*STATED TASK:*
Search the records below for the word "this". Pull out each line that has it.

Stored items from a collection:
===============

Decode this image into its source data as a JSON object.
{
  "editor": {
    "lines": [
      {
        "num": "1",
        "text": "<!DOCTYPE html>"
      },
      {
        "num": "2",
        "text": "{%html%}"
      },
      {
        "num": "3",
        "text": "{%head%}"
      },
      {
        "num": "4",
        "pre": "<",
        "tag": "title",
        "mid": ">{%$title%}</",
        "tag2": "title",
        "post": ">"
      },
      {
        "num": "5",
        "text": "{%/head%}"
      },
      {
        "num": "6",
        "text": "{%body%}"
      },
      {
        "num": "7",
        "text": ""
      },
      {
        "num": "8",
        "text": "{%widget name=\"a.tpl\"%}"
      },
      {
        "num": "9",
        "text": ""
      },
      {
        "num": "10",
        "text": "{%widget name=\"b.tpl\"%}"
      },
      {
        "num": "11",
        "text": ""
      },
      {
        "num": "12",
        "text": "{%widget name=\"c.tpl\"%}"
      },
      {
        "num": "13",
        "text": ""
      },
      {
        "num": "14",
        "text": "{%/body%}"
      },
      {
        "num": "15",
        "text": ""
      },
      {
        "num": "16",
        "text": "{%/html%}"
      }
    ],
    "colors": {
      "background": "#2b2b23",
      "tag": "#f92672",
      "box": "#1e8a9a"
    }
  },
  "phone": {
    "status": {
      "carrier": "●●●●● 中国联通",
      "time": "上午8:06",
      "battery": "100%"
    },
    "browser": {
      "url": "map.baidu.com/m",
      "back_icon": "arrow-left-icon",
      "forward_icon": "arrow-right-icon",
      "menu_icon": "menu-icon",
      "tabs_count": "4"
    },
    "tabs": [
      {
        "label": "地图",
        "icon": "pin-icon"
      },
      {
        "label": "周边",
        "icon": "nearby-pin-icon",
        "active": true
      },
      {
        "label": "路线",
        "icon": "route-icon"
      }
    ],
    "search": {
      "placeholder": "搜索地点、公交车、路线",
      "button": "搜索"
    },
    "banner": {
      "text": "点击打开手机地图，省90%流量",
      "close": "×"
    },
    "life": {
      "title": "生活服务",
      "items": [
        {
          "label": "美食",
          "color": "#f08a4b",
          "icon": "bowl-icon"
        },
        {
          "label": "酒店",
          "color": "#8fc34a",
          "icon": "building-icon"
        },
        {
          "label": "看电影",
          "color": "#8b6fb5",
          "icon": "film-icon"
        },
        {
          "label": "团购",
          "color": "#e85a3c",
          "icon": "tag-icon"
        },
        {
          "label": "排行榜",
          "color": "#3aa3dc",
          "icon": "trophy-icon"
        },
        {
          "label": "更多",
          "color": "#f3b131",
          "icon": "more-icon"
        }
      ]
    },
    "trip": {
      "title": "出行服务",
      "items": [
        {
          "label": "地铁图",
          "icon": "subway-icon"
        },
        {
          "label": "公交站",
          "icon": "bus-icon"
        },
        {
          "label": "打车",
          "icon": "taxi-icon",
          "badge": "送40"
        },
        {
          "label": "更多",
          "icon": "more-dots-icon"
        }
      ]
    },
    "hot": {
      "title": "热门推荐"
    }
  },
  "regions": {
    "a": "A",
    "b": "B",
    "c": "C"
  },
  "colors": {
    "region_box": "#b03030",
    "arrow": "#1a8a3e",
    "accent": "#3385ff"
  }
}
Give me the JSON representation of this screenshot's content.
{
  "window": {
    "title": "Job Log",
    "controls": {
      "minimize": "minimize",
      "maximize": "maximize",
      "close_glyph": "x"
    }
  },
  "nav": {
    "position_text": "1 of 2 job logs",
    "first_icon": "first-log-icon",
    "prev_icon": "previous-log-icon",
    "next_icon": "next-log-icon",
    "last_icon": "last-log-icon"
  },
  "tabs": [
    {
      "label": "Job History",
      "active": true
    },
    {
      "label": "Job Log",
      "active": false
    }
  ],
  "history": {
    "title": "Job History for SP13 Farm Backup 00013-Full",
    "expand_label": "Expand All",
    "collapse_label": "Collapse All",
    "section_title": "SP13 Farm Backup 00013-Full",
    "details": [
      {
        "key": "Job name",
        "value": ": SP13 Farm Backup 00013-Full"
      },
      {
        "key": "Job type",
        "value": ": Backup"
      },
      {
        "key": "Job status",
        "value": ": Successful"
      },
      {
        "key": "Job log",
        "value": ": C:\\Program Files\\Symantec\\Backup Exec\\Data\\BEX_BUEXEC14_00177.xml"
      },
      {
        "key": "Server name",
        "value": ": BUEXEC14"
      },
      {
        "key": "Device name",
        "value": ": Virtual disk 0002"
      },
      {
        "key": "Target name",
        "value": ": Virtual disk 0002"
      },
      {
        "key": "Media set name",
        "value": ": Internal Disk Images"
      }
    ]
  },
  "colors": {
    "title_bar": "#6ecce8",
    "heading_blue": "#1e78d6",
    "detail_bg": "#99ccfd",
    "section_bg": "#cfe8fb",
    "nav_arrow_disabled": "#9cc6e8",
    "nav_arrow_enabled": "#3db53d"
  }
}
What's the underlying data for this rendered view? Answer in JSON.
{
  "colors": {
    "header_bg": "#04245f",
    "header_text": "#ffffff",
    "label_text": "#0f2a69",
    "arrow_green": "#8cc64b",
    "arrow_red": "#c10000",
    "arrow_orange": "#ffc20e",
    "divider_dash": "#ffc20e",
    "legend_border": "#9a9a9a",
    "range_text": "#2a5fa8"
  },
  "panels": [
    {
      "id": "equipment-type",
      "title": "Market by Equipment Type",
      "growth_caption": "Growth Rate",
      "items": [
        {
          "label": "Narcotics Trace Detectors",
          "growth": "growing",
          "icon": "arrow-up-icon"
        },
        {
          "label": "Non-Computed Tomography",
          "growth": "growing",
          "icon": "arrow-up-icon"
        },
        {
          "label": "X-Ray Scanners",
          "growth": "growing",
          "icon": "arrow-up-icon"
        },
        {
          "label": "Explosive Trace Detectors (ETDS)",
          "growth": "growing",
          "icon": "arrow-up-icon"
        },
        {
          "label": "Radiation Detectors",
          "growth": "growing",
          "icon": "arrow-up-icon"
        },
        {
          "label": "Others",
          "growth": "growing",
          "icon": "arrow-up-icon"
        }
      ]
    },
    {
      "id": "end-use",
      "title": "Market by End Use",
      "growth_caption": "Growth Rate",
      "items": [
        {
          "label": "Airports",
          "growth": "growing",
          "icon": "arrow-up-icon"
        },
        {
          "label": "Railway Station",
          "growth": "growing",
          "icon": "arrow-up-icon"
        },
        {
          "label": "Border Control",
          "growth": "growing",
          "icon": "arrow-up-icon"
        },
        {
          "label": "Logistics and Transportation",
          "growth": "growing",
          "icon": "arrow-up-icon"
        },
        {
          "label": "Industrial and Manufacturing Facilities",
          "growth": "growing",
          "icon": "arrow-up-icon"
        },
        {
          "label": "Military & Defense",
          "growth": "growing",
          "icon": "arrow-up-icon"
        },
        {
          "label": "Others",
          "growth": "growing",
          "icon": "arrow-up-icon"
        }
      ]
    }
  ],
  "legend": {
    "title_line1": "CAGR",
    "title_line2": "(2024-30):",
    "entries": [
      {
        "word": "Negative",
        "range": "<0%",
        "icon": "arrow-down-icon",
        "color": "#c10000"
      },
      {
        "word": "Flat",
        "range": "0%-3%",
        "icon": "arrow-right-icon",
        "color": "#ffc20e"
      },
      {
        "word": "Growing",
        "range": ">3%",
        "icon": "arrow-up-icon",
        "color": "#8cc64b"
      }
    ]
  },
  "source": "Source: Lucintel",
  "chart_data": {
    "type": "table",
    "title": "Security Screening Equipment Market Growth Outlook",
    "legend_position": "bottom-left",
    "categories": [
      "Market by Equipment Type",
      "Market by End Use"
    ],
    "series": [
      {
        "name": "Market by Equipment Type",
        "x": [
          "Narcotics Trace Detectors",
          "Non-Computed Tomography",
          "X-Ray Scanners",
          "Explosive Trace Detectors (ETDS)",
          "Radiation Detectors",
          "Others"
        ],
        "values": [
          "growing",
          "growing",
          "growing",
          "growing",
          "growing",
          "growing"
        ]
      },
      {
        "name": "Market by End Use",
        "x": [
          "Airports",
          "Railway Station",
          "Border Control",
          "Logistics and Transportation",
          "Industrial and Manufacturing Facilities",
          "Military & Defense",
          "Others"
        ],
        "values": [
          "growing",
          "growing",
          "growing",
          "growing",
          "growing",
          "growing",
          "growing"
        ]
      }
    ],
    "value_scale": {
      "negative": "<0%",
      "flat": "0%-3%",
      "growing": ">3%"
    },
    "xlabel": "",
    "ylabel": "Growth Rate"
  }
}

===============

*REPLY:*
Decode this image into its source data as a JSON object.
Give me the JSON representation of this screenshot's content.
What's the underlying data for this rendered view? Answer in JSON.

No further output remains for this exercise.